* Task to complete: Your answer should be one number: how many lines of the data include the string "Read"?

* Dataset:
____
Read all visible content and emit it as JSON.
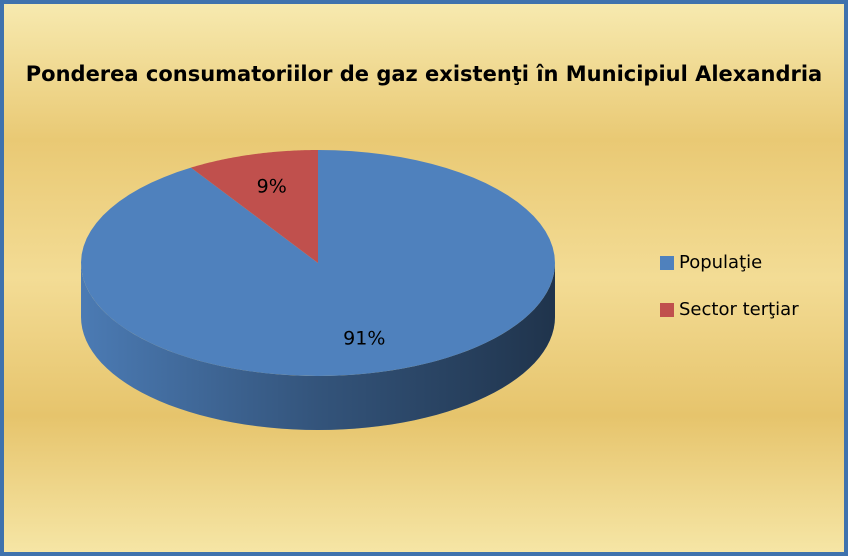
____
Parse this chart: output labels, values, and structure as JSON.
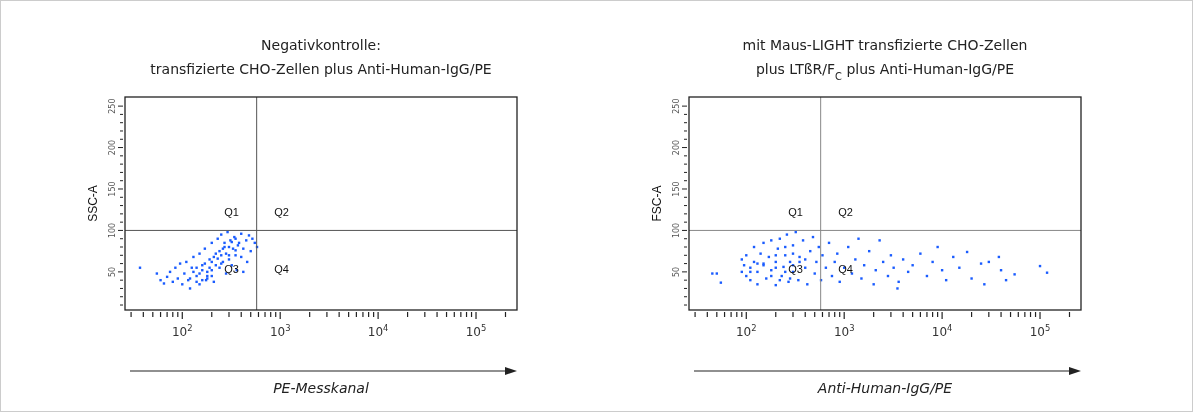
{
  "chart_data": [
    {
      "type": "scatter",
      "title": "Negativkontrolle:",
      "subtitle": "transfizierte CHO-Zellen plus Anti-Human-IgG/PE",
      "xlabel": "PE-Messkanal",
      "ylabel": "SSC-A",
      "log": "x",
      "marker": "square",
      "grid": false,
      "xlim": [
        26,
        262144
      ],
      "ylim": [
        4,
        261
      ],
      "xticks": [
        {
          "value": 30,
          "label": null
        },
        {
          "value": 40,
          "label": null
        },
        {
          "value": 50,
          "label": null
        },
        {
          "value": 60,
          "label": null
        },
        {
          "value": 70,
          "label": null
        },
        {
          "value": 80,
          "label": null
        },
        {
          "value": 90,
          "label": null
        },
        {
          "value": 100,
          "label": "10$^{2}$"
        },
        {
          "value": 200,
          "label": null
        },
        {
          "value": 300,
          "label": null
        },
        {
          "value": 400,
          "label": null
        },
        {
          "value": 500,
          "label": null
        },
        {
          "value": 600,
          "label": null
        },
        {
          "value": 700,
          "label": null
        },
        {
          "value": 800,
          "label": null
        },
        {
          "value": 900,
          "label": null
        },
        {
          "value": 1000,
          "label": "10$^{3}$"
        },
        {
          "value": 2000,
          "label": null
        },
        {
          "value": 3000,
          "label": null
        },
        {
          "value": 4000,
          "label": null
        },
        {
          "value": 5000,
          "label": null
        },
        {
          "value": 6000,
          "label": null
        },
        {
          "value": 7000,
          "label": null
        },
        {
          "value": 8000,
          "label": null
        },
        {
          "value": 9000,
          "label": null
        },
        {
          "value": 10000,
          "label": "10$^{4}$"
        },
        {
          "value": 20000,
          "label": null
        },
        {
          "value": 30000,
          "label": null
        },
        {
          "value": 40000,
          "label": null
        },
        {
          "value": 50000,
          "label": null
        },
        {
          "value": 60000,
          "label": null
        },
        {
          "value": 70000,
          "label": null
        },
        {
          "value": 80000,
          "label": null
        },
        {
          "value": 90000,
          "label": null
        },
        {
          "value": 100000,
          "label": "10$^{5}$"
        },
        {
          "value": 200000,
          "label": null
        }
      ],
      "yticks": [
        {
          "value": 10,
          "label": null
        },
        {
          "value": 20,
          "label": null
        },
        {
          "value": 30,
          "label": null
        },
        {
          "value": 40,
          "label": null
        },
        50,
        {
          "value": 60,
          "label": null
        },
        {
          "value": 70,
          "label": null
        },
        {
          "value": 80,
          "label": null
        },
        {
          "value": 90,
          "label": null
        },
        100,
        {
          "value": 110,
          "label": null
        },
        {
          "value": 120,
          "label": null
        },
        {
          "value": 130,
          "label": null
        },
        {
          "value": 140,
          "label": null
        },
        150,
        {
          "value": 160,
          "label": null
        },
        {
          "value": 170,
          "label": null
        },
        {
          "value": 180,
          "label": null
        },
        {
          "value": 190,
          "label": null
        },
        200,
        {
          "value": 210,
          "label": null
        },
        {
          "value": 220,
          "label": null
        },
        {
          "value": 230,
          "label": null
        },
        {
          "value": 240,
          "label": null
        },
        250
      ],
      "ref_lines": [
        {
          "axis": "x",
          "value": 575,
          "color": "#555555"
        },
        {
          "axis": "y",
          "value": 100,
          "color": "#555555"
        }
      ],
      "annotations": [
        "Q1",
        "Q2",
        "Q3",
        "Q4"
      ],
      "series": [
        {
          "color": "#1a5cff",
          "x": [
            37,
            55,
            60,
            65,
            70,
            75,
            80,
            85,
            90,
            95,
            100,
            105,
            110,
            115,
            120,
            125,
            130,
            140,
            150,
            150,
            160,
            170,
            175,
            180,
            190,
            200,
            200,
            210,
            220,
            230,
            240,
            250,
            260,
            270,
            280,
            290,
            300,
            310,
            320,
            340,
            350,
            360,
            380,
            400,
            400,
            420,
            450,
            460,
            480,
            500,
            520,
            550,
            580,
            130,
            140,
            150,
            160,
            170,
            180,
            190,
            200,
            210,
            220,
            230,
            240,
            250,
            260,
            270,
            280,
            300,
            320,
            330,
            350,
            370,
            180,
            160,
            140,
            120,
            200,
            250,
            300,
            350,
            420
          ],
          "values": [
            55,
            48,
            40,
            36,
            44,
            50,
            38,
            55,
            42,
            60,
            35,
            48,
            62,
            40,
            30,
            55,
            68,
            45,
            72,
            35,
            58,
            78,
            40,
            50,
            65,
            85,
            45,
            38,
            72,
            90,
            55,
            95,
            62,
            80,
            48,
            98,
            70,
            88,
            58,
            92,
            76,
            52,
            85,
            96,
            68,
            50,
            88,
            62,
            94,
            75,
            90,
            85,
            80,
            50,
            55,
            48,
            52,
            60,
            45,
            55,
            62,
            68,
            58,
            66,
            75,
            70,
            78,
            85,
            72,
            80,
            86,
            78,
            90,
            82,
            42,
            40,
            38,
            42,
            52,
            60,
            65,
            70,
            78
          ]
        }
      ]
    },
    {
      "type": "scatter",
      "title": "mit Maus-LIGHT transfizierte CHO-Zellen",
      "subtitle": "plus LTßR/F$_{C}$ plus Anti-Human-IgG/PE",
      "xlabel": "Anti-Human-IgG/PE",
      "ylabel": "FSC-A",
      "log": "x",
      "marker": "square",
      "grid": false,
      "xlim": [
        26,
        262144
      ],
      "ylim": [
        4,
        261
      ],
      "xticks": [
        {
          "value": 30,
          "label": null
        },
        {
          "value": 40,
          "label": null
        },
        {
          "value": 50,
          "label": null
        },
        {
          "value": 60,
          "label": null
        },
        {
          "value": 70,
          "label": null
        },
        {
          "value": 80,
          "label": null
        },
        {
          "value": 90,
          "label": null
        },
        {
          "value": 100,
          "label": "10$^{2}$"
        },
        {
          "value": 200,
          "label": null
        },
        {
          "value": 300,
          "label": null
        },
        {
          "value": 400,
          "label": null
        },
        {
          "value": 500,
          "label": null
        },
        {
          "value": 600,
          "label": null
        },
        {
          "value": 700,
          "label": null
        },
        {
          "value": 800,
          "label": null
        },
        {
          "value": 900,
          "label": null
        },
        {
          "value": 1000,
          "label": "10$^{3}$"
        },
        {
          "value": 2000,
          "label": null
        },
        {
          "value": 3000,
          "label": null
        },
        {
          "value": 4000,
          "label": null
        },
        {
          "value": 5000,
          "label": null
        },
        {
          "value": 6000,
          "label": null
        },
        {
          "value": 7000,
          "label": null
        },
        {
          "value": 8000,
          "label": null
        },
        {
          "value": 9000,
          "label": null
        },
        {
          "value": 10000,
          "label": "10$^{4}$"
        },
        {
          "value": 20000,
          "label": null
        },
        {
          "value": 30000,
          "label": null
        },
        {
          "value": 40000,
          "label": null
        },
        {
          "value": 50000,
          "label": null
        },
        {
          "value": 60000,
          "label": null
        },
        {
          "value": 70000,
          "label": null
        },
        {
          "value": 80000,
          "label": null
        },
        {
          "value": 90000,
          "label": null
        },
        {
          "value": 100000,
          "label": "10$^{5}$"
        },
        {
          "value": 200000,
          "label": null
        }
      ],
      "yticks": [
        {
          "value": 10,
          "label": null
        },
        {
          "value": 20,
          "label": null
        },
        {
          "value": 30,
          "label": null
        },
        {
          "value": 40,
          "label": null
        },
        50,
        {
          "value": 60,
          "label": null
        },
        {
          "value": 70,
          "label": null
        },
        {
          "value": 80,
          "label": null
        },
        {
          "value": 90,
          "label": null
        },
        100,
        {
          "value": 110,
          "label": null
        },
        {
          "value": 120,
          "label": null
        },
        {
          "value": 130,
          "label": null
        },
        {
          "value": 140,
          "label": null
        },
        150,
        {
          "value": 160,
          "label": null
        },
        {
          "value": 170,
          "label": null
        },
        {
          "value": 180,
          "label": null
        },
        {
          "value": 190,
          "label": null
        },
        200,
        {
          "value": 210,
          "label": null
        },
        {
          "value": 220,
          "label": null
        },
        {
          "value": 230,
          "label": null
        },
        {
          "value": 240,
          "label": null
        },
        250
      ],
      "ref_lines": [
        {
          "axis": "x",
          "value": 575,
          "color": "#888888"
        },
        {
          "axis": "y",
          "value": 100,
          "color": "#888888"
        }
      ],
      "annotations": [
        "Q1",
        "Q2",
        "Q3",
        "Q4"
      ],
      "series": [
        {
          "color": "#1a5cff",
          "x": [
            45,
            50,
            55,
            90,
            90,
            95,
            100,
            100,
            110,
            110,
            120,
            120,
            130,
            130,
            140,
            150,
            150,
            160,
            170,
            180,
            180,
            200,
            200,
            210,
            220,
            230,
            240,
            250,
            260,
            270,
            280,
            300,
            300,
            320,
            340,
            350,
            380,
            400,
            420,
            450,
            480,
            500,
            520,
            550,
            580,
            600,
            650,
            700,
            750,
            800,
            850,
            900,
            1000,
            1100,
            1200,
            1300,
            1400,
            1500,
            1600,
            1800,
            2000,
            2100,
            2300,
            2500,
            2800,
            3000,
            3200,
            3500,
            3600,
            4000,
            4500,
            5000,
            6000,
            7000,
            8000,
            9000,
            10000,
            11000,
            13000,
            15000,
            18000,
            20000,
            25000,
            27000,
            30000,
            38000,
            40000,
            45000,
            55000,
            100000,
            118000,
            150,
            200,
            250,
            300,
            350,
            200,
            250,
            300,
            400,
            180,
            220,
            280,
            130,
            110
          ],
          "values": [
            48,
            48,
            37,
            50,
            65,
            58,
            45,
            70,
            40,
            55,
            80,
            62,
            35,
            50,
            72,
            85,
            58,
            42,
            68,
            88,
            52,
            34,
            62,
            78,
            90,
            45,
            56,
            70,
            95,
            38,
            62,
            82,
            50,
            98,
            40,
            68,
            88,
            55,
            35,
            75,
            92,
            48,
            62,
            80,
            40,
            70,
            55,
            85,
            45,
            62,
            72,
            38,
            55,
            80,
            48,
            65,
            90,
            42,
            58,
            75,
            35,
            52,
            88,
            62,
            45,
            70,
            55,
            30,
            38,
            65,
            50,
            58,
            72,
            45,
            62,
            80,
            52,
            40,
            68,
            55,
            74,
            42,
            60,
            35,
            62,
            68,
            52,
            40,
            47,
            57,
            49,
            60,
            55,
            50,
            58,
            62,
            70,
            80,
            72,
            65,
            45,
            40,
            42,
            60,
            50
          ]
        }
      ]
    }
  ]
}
____
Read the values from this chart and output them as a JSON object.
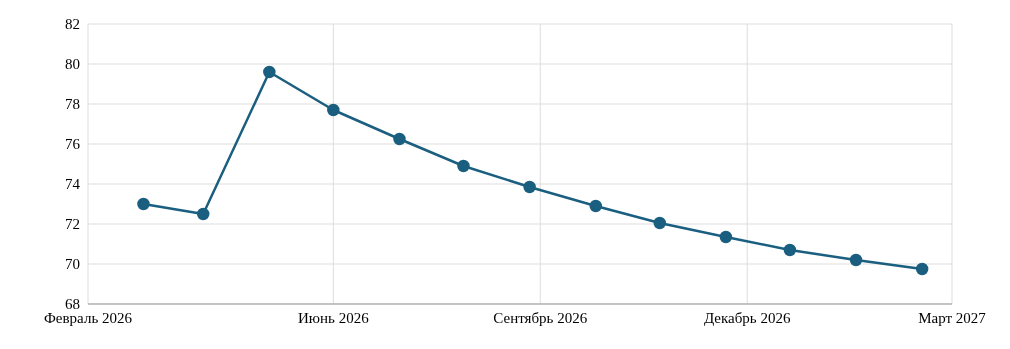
____
* Full answer: 2